**Work to do**
Write out the listing in full, matching it word for word.

(Saved entries)
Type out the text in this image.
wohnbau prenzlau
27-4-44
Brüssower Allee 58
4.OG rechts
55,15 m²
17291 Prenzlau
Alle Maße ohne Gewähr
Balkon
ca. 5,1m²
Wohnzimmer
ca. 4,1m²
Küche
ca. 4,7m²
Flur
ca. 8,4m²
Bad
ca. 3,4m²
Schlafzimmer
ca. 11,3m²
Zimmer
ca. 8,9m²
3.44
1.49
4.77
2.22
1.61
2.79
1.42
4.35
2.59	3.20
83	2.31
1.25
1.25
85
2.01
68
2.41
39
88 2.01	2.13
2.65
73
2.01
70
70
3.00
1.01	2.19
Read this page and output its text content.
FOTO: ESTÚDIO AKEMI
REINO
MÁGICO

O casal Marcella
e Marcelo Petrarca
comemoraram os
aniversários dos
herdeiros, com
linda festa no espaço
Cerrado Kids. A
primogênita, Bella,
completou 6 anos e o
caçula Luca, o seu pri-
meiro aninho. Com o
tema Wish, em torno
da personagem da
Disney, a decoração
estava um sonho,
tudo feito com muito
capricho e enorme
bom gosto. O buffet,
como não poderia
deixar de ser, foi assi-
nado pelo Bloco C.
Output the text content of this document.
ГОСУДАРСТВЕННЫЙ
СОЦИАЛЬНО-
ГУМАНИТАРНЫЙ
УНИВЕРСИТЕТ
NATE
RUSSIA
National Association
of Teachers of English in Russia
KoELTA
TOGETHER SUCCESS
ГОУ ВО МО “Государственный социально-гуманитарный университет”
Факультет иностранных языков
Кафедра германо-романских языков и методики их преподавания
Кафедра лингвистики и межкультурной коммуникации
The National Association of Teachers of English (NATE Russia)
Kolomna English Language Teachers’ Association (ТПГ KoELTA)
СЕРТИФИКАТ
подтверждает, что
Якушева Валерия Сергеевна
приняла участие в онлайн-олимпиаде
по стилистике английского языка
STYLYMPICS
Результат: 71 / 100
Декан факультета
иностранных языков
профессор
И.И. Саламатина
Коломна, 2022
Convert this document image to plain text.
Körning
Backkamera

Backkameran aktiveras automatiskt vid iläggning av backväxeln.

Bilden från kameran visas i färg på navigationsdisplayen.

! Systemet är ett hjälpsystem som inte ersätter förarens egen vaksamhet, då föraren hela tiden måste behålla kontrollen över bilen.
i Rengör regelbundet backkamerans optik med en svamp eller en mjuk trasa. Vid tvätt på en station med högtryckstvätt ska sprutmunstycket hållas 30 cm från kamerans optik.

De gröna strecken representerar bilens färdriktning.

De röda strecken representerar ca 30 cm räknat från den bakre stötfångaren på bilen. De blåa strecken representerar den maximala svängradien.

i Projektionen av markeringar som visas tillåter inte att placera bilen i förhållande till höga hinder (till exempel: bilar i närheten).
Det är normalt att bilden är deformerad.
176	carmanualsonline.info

**Finished exercise**
Type out the text in this image.
wohnbau prenzlau
27-4-44
Brüssower Allee 58
4.OG rechts
55,15 m²
17291 Prenzlau
Alle Maße ohne Gewähr
Balkon
ca. 5,1m²
Wohnzimmer
ca. 4,1m²
Küche
ca. 4,7m²
Flur
ca. 8,4m²
Bad
ca. 3,4m²
Schlafzimmer
ca. 11,3m²
Zimmer
ca. 8,9m²
3.44
1.49
4.77
2.22
1.61
2.79
1.42
4.35
2.59	3.20
83	2.31
1.25
1.25
85
2.01
68
2.41
39
88 2.01	2.13
2.65
73
2.01
70
70
3.00
1.01	2.19
Read this page and output its text content.
FOTO: ESTÚDIO AKEMI
REINO
MÁGICO

O casal Marcella
e Marcelo Petrarca
comemoraram os
aniversários dos
herdeiros, com
linda festa no espaço
Cerrado Kids. A
primogênita, Bella,
completou 6 anos e o
caçula Luca, o seu pri-
meiro aninho. Com o
tema Wish, em torno
da personagem da
Disney, a decoração
estava um sonho,
tudo feito com muito
capricho e enorme
bom gosto. O buffet,
como não poderia
deixar de ser, foi assi-
nado pelo Bloco C.
Output the text content of this document.
ГОСУДАРСТВЕННЫЙ
СОЦИАЛЬНО-
ГУМАНИТАРНЫЙ
УНИВЕРСИТЕТ
NATE
RUSSIA
National Association
of Teachers of English in Russia
KoELTA
TOGETHER SUCCESS
ГОУ ВО МО “Государственный социально-гуманитарный университет”
Факультет иностранных языков
Кафедра германо-романских языков и методики их преподавания
Кафедра лингвистики и межкультурной коммуникации
The National Association of Teachers of English (NATE Russia)
Kolomna English Language Teachers’ Association (ТПГ KoELTA)
СЕРТИФИКАТ
подтверждает, что
Якушева Валерия Сергеевна
приняла участие в онлайн-олимпиаде
по стилистике английского языка
STYLYMPICS
Результат: 71 / 100
Декан факультета
иностранных языков
профессор
И.И. Саламатина
Коломна, 2022
Convert this document image to plain text.
Körning
Backkamera

Backkameran aktiveras automatiskt vid iläggning av backväxeln.

Bilden från kameran visas i färg på navigationsdisplayen.

! Systemet är ett hjälpsystem som inte ersätter förarens egen vaksamhet, då föraren hela tiden måste behålla kontrollen över bilen.
i Rengör regelbundet backkamerans optik med en svamp eller en mjuk trasa. Vid tvätt på en station med högtryckstvätt ska sprutmunstycket hållas 30 cm från kamerans optik.

De gröna strecken representerar bilens färdriktning.

De röda strecken representerar ca 30 cm räknat från den bakre stötfångaren på bilen. De blåa strecken representerar den maximala svängradien.

i Projektionen av markeringar som visas tillåter inte att placera bilen i förhållande till höga hinder (till exempel: bilar i närheten).
Det är normalt att bilden är deformerad.
176	carmanualsonline.info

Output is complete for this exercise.